◆ Written problem:
Print the data exactly as it is given, please.

##############################

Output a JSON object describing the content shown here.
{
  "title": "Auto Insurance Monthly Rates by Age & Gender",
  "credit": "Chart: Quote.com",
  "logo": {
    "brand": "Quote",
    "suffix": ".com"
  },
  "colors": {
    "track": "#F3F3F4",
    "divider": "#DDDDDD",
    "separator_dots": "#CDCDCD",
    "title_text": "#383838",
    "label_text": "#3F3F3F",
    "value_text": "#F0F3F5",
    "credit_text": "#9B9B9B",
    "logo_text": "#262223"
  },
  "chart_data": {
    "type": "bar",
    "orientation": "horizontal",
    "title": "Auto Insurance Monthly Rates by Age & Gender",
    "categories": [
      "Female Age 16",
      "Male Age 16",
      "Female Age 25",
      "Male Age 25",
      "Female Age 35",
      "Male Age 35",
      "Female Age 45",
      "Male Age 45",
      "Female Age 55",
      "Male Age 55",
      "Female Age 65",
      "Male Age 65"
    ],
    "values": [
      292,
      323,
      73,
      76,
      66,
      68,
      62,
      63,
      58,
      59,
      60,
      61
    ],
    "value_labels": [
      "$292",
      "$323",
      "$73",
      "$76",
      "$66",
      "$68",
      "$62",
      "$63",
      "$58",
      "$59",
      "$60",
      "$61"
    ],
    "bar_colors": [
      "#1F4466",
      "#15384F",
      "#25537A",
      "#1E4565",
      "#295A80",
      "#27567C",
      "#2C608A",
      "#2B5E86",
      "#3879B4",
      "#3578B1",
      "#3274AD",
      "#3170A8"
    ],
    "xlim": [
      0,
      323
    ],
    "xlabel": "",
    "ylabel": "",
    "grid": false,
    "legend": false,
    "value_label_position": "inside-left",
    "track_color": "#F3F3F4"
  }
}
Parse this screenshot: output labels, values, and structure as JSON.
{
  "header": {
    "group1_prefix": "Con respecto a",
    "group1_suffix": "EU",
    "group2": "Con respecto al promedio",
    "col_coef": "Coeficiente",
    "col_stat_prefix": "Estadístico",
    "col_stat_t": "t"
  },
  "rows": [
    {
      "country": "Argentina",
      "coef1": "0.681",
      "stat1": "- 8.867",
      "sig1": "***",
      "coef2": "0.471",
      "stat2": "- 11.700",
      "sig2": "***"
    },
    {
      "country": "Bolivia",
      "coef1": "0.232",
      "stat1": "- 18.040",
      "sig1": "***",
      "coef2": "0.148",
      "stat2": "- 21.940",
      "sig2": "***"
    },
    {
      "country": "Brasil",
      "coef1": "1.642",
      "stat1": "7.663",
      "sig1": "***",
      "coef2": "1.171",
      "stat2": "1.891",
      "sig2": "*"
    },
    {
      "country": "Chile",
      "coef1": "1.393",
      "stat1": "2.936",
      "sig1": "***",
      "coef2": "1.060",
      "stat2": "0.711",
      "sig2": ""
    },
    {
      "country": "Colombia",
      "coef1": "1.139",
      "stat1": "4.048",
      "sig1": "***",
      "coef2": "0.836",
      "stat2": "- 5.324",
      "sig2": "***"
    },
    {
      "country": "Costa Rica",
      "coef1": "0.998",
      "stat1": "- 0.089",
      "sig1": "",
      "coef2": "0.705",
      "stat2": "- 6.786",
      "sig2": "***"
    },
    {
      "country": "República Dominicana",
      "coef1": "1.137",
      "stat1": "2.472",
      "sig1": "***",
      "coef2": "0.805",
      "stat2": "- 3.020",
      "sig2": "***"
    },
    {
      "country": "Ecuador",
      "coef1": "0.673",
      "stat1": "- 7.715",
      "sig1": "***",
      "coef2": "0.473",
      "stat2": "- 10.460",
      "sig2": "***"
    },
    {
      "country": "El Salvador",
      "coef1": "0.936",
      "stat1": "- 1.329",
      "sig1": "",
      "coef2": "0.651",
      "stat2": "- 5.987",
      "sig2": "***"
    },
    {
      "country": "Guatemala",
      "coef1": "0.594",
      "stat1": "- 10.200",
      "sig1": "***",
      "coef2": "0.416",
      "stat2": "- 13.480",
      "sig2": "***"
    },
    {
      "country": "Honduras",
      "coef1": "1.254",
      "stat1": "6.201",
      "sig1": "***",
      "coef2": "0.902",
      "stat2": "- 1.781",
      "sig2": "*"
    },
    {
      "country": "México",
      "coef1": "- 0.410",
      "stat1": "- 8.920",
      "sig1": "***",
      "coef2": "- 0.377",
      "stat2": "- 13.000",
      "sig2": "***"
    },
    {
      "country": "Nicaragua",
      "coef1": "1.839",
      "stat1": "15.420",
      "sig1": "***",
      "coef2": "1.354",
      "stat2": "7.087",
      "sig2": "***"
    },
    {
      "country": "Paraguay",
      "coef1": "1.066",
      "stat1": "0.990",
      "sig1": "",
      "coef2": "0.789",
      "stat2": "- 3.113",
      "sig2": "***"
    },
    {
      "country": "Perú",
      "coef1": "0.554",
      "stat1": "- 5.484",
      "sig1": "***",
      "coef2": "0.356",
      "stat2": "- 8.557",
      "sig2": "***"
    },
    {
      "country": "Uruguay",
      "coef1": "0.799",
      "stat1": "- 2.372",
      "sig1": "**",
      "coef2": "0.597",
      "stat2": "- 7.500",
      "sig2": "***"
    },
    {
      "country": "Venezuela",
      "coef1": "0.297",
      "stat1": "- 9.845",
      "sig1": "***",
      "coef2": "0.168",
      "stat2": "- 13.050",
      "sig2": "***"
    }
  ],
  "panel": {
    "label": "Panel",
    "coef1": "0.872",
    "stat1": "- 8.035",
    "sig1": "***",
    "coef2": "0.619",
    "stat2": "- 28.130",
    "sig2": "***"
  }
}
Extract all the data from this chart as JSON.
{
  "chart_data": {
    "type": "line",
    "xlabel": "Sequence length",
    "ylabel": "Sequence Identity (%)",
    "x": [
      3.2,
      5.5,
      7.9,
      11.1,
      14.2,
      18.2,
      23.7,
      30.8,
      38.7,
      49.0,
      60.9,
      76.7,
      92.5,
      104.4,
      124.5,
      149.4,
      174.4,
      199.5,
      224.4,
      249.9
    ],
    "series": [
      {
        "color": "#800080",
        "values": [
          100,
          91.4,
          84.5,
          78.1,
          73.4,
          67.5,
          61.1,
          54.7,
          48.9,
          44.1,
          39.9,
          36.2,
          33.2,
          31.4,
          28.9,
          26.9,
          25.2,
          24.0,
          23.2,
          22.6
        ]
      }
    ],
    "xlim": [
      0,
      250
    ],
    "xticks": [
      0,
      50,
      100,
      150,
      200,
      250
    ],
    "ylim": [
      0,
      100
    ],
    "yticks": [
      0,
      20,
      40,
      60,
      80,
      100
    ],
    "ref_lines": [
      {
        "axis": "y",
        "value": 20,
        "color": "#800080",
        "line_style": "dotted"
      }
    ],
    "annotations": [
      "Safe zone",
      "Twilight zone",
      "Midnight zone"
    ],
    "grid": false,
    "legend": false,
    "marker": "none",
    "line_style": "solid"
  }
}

##############################

◆ In response:
Output a JSON object describing the content shown here.
{
  "title": "Auto Insurance Monthly Rates by Age & Gender",
  "credit": "Chart: Quote.com",
  "logo": {
    "brand": "Quote",
    "suffix": ".com"
  },
  "colors": {
    "track": "#F3F3F4",
    "divider": "#DDDDDD",
    "separator_dots": "#CDCDCD",
    "title_text": "#383838",
    "label_text": "#3F3F3F",
    "value_text": "#F0F3F5",
    "credit_text": "#9B9B9B",
    "logo_text": "#262223"
  },
  "chart_data": {
    "type": "bar",
    "orientation": "horizontal",
    "title": "Auto Insurance Monthly Rates by Age & Gender",
    "categories": [
      "Female Age 16",
      "Male Age 16",
      "Female Age 25",
      "Male Age 25",
      "Female Age 35",
      "Male Age 35",
      "Female Age 45",
      "Male Age 45",
      "Female Age 55",
      "Male Age 55",
      "Female Age 65",
      "Male Age 65"
    ],
    "values": [
      292,
      323,
      73,
      76,
      66,
      68,
      62,
      63,
      58,
      59,
      60,
      61
    ],
    "value_labels": [
      "$292",
      "$323",
      "$73",
      "$76",
      "$66",
      "$68",
      "$62",
      "$63",
      "$58",
      "$59",
      "$60",
      "$61"
    ],
    "bar_colors": [
      "#1F4466",
      "#15384F",
      "#25537A",
      "#1E4565",
      "#295A80",
      "#27567C",
      "#2C608A",
      "#2B5E86",
      "#3879B4",
      "#3578B1",
      "#3274AD",
      "#3170A8"
    ],
    "xlim": [
      0,
      323
    ],
    "xlabel": "",
    "ylabel": "",
    "grid": false,
    "legend": false,
    "value_label_position": "inside-left",
    "track_color": "#F3F3F4"
  }
}
Parse this screenshot: output labels, values, and structure as JSON.
{
  "header": {
    "group1_prefix": "Con respecto a",
    "group1_suffix": "EU",
    "group2": "Con respecto al promedio",
    "col_coef": "Coeficiente",
    "col_stat_prefix": "Estadístico",
    "col_stat_t": "t"
  },
  "rows": [
    {
      "country": "Argentina",
      "coef1": "0.681",
      "stat1": "- 8.867",
      "sig1": "***",
      "coef2": "0.471",
      "stat2": "- 11.700",
      "sig2": "***"
    },
    {
      "country": "Bolivia",
      "coef1": "0.232",
      "stat1": "- 18.040",
      "sig1": "***",
      "coef2": "0.148",
      "stat2": "- 21.940",
      "sig2": "***"
    },
    {
      "country": "Brasil",
      "coef1": "1.642",
      "stat1": "7.663",
      "sig1": "***",
      "coef2": "1.171",
      "stat2": "1.891",
      "sig2": "*"
    },
    {
      "country": "Chile",
      "coef1": "1.393",
      "stat1": "2.936",
      "sig1": "***",
      "coef2": "1.060",
      "stat2": "0.711",
      "sig2": ""
    },
    {
      "country": "Colombia",
      "coef1": "1.139",
      "stat1": "4.048",
      "sig1": "***",
      "coef2": "0.836",
      "stat2": "- 5.324",
      "sig2": "***"
    },
    {
      "country": "Costa Rica",
      "coef1": "0.998",
      "stat1": "- 0.089",
      "sig1": "",
      "coef2": "0.705",
      "stat2": "- 6.786",
      "sig2": "***"
    },
    {
      "country": "República Dominicana",
      "coef1": "1.137",
      "stat1": "2.472",
      "sig1": "***",
      "coef2": "0.805",
      "stat2": "- 3.020",
      "sig2": "***"
    },
    {
      "country": "Ecuador",
      "coef1": "0.673",
      "stat1": "- 7.715",
      "sig1": "***",
      "coef2": "0.473",
      "stat2": "- 10.460",
      "sig2": "***"
    },
    {
      "country": "El Salvador",
      "coef1": "0.936",
      "stat1": "- 1.329",
      "sig1": "",
      "coef2": "0.651",
      "stat2": "- 5.987",
      "sig2": "***"
    },
    {
      "country": "Guatemala",
      "coef1": "0.594",
      "stat1": "- 10.200",
      "sig1": "***",
      "coef2": "0.416",
      "stat2": "- 13.480",
      "sig2": "***"
    },
    {
      "country": "Honduras",
      "coef1": "1.254",
      "stat1": "6.201",
      "sig1": "***",
      "coef2": "0.902",
      "stat2": "- 1.781",
      "sig2": "*"
    },
    {
      "country": "México",
      "coef1": "- 0.410",
      "stat1": "- 8.920",
      "sig1": "***",
      "coef2": "- 0.377",
      "stat2": "- 13.000",
      "sig2": "***"
    },
    {
      "country": "Nicaragua",
      "coef1": "1.839",
      "stat1": "15.420",
      "sig1": "***",
      "coef2": "1.354",
      "stat2": "7.087",
      "sig2": "***"
    },
    {
      "country": "Paraguay",
      "coef1": "1.066",
      "stat1": "0.990",
      "sig1": "",
      "coef2": "0.789",
      "stat2": "- 3.113",
      "sig2": "***"
    },
    {
      "country": "Perú",
      "coef1": "0.554",
      "stat1": "- 5.484",
      "sig1": "***",
      "coef2": "0.356",
      "stat2": "- 8.557",
      "sig2": "***"
    },
    {
      "country": "Uruguay",
      "coef1": "0.799",
      "stat1": "- 2.372",
      "sig1": "**",
      "coef2": "0.597",
      "stat2": "- 7.500",
      "sig2": "***"
    },
    {
      "country": "Venezuela",
      "coef1": "0.297",
      "stat1": "- 9.845",
      "sig1": "***",
      "coef2": "0.168",
      "stat2": "- 13.050",
      "sig2": "***"
    }
  ],
  "panel": {
    "label": "Panel",
    "coef1": "0.872",
    "stat1": "- 8.035",
    "sig1": "***",
    "coef2": "0.619",
    "stat2": "- 28.130",
    "sig2": "***"
  }
}
Extract all the data from this chart as JSON.
{
  "chart_data": {
    "type": "line",
    "xlabel": "Sequence length",
    "ylabel": "Sequence Identity (%)",
    "x": [
      3.2,
      5.5,
      7.9,
      11.1,
      14.2,
      18.2,
      23.7,
      30.8,
      38.7,
      49.0,
      60.9,
      76.7,
      92.5,
      104.4,
      124.5,
      149.4,
      174.4,
      199.5,
      224.4,
      249.9
    ],
    "series": [
      {
        "color": "#800080",
        "values": [
          100,
          91.4,
          84.5,
          78.1,
          73.4,
          67.5,
          61.1,
          54.7,
          48.9,
          44.1,
          39.9,
          36.2,
          33.2,
          31.4,
          28.9,
          26.9,
          25.2,
          24.0,
          23.2,
          22.6
        ]
      }
    ],
    "xlim": [
      0,
      250
    ],
    "xticks": [
      0,
      50,
      100,
      150,
      200,
      250
    ],
    "ylim": [
      0,
      100
    ],
    "yticks": [
      0,
      20,
      40,
      60,
      80,
      100
    ],
    "ref_lines": [
      {
        "axis": "y",
        "value": 20,
        "color": "#800080",
        "line_style": "dotted"
      }
    ],
    "annotations": [
      "Safe zone",
      "Twilight zone",
      "Midnight zone"
    ],
    "grid": false,
    "legend": false,
    "marker": "none",
    "line_style": "solid"
  }
}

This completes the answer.